* begin Selected passage *

Harvard CS171 | Unlimited Code Works

Harvard CS171 - Visualization by Hanspeter Pfister

Lec.1 Introduction

What is visualization?

To convey information through graphical representations of data

Visualization goals:

Record information
Analyze data to support reasoning
- Develop and assess hypotheses(visual exploration)
- Find patterns and discover errors data
Communicate information to others
- Share and persuade(visual explanation)

Lec.2 Design Principles

Clutter and confusion are not attributes of information, they are failures of design - E.Tufte

Tufte’s Integrity Principles:

Show data variation, not design variation
Clear, detailed, and through labeling and approriate scales
Size of the graphcis effect should be directly proportinal to the numerical quantities

Tufte’s Design Principles:

Maximize data-ink ratio
Avoid chart junk
Increase data density
Layering of information

Lec.3 Data Models & Visual Variables

Data Types:

Nominal(Categorical)
- Are = or $\neq$ to other values
Ordinal
- Obey a < relationship
Quantitative
- Can do arithmetic on them
- Interval (no “true zero”): dates, location. Cannot compare directly. Only differences can be compared.
- Ratio (zero fixed): Origin is meaningful, can measure ratios & proportions.

Data vs. Conceptual Model:

Data Model: Low-level description of the data(1D floats, 3D vector of floats)
Conceptual Model: Mental construction(temperature, space)

Bertin’s Visual Variables:

Objectives: Points, Lines, Areas

Channels: Position, Size, (Grey)Value, Texture, Color, Orientation, Shape

Points: Strongest visual variable; Suitable for all data types
- Sometimes not available
- Cluttering
Size & Length: Good visual variable; Easy to see whether one is bigger; Grouping works
- Good for aligned bars
- OK for changes in length
- Bad for changes in area
Shape: Great to recognize many classes
- No grouping, ordering
Value: Good for quantitative data when length & size are used; Supports grouping; Is preattentive if sufficiently different
- Not very many shades recognizable
Color: Good for qualitative data; Is preattentive if sufficiently different
- Limited number of classes
- Not good for quantitative data
- Lots of pitfalls! Be careful!

Characteristics of Visual Variables:

Selective: Is a mark distinct from other marks?
Associative: Does it supporting grouping?

* end Selected passage *
* begin Given data *

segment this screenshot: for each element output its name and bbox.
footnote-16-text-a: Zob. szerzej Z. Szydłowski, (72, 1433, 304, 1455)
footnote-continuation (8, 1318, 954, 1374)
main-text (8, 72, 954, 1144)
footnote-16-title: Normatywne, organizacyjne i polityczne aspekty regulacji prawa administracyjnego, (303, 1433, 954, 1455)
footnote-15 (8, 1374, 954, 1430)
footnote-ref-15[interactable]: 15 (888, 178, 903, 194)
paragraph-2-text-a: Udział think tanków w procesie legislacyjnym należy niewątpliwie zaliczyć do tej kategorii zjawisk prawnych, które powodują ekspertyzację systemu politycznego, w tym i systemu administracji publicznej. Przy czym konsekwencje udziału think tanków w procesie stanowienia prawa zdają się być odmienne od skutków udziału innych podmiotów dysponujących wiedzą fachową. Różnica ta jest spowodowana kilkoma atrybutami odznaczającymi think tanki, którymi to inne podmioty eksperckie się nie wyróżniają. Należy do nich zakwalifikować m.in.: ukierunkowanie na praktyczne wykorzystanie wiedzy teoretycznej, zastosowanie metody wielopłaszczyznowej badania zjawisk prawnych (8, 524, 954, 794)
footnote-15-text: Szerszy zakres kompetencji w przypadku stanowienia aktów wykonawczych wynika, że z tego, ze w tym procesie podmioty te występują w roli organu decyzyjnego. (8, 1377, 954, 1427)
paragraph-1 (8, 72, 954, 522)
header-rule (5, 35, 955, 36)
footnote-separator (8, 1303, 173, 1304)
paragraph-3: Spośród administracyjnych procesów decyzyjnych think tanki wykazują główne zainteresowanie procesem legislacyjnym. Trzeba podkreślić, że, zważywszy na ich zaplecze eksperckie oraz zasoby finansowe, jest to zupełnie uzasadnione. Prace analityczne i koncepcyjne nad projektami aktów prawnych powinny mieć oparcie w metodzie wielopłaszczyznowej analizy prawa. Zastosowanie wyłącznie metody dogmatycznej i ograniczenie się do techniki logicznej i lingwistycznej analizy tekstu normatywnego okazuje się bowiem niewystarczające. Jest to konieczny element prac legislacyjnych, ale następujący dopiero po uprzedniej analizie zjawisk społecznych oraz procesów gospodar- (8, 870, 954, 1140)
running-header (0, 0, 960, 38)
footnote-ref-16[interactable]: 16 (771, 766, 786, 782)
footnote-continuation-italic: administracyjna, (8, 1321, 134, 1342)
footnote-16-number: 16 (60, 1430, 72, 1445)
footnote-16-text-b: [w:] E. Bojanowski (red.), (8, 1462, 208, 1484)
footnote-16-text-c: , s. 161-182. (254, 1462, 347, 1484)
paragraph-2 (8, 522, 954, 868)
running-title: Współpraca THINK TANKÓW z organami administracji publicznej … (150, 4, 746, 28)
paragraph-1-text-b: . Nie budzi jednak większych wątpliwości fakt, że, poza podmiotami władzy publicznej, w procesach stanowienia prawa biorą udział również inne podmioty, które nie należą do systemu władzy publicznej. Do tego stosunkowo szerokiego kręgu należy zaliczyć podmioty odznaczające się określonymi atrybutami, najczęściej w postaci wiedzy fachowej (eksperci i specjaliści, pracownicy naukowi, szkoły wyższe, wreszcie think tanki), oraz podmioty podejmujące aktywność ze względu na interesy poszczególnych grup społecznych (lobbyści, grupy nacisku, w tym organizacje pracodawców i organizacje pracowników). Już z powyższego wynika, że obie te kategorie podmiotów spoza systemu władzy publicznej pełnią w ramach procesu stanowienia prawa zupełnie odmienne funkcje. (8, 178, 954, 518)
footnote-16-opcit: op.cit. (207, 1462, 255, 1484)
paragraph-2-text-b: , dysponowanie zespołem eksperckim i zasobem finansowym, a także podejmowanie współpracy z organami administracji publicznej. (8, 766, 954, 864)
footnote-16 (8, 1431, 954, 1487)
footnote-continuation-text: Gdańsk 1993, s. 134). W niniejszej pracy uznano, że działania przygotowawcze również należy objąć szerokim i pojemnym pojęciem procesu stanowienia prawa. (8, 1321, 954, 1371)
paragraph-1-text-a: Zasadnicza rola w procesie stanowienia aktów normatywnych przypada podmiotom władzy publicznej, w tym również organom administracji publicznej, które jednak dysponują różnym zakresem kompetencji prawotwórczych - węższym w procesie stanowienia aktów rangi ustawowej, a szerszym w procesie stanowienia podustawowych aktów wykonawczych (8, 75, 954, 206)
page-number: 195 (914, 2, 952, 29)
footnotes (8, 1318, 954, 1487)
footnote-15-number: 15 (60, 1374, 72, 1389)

* end Given data *

• **Directive A**: In the CS171 visualization notes, which data type obeys a < relationship?
• **Directive B**: Carry the CS171 visualization notes forward from their last line.

• **Right answer A**: Ordinal

• **Right answer B**:
Quantitative: Can we quantify the difference between two marks?
Order: Can we see a change in order?
Length: How many unique marks can we make?

Graphical Perception:

Bertin 1967 Jock Mackinlay 1986

Lec.4 Interaction

The Shneiderman Mantra: Overview first, zoom and filter, and details on demand.

Focus + Context
Brushing & Linking
Filtering
Zooming
Animation

Lec.5 Networks & Trees

TBD

Lec.6 Data Visualization Process & Graphs

Data Visualization Process

Target
- Choose a specific domain
- Define research question(s)
- Find & clean the data
Translate (What? 80%)
- Formulate data analysis tasks
- Exploratory data analysis
- Transform & summarize data
Design (How? 20%)
- Design visual encodings
- Design interactions
- Sketch many ideas!
Implement
- Use code “sketches”
- Define data structures
- Find efficient algorithms
Validate
- Is the visualization effective?
- Does it support the tasks?
- Does it provide new insights?

Comparisions: Bar Chart, Waterfall Chart, Dot Plots

Bar Chart vs. Line Chart: Line implies trend. Do not use for categorical data.

Two line segments are maximally discriminable when their average absolute angle is $45^\circ$.

Slope Ratio Comparisons

Trends Over Time: Line Chart, Streamgraphs

Proportions: Pie Chart, Donut CHart, Stacked Bar Chart, Small Multiples, Stacked Area Chart

Distribution: Histogram, Density Plots, Box & Whisker Plots

Correlations: Scatterplots, Trend Lines, Residual Graph, Quadrants, Path Plots

Visualization Taxonomy: What Makes a Visualization Memorable?

Lec.7 High-Dimensional Data

Highdimensional Data

How many dimensions?
- ~50: tractable with “just” vis
- ~1000 - need analytical methods
How many records?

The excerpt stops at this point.